■ **GIVEN REQUEST**: Among the records that follow, count the lines with the string "全国计算机等级二级"; report only that count.

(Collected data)
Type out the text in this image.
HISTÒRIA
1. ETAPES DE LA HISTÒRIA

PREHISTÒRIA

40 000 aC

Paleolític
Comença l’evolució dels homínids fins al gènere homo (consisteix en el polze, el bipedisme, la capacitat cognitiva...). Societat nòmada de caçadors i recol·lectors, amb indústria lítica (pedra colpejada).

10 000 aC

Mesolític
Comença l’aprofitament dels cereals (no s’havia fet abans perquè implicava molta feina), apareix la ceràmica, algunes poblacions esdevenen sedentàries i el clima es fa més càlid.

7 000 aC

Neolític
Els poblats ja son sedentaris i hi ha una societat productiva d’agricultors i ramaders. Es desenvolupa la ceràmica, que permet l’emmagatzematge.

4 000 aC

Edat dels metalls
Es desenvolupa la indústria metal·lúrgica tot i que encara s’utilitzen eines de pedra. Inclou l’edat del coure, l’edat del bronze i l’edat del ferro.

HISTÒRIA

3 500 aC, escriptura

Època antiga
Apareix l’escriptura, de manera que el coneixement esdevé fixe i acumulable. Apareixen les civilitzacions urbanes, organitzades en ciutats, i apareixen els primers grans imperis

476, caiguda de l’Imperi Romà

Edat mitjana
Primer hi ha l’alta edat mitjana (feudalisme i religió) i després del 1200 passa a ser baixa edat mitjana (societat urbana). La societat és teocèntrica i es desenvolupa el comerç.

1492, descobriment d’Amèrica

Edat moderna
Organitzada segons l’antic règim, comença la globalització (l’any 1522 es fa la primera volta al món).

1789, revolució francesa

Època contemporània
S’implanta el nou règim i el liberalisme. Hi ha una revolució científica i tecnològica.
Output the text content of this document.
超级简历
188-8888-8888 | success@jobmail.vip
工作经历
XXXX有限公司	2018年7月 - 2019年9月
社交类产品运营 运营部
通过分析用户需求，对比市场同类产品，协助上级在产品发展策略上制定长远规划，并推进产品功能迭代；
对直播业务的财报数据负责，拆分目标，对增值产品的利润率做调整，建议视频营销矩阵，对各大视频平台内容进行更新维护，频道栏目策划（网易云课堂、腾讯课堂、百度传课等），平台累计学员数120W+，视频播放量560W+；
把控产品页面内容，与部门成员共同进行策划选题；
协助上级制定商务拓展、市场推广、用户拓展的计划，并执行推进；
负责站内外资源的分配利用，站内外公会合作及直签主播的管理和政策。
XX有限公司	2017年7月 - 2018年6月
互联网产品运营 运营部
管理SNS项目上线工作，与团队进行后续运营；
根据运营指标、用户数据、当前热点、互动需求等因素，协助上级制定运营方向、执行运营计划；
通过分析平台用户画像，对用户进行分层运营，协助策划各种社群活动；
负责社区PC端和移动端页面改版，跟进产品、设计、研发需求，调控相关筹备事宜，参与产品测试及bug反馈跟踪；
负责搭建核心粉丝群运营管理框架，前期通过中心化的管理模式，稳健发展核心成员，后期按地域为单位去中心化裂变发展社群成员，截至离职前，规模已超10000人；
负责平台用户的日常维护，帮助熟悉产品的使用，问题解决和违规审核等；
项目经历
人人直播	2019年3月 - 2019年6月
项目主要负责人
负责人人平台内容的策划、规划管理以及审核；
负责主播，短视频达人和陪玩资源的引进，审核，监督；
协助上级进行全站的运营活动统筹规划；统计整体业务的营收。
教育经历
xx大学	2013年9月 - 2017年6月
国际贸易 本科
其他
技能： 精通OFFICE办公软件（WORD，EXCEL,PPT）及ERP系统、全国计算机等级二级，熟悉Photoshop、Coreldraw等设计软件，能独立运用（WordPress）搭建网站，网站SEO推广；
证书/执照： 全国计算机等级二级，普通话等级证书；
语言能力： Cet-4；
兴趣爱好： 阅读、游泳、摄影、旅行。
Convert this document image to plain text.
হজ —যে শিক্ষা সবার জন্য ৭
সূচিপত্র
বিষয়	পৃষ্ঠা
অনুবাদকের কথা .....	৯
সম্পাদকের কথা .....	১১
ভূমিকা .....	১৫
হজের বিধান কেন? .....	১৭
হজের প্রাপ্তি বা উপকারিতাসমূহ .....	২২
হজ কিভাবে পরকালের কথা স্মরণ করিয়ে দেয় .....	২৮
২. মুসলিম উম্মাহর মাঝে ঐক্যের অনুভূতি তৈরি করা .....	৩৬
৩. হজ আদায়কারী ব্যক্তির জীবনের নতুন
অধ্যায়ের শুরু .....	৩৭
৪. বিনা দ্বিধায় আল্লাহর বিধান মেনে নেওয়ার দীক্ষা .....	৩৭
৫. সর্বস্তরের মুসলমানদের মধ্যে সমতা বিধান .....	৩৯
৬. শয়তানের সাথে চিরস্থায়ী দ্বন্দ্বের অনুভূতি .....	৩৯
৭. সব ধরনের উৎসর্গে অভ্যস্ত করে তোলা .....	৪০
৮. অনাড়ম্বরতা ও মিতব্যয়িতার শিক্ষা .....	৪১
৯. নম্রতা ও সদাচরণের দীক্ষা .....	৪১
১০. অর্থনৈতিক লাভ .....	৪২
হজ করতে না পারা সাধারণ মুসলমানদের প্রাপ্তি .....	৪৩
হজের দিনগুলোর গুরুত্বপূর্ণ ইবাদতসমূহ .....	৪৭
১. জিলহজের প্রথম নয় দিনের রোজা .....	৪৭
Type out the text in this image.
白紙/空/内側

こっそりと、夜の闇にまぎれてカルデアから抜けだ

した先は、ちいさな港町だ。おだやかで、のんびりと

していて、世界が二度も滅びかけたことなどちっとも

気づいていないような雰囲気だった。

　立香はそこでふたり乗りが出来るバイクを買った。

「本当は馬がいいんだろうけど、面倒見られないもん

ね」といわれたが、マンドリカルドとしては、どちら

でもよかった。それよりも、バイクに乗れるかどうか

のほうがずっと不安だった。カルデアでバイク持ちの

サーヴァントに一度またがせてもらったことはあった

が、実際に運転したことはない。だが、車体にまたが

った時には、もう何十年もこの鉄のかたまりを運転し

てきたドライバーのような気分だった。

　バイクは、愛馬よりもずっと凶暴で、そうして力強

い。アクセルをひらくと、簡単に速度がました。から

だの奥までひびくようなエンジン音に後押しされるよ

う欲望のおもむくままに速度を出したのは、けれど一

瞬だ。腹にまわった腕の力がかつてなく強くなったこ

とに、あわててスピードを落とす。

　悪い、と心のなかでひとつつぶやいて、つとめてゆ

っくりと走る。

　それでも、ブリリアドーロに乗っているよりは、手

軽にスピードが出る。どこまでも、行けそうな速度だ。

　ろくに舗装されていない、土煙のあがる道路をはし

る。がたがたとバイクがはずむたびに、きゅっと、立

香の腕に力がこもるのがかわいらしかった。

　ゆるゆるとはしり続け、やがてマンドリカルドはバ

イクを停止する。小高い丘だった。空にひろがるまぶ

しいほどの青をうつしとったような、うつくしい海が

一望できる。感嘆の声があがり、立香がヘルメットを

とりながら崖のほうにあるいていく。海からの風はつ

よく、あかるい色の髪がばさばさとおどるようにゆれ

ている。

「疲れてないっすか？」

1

■ **EXERCISE SOLUTION**: 2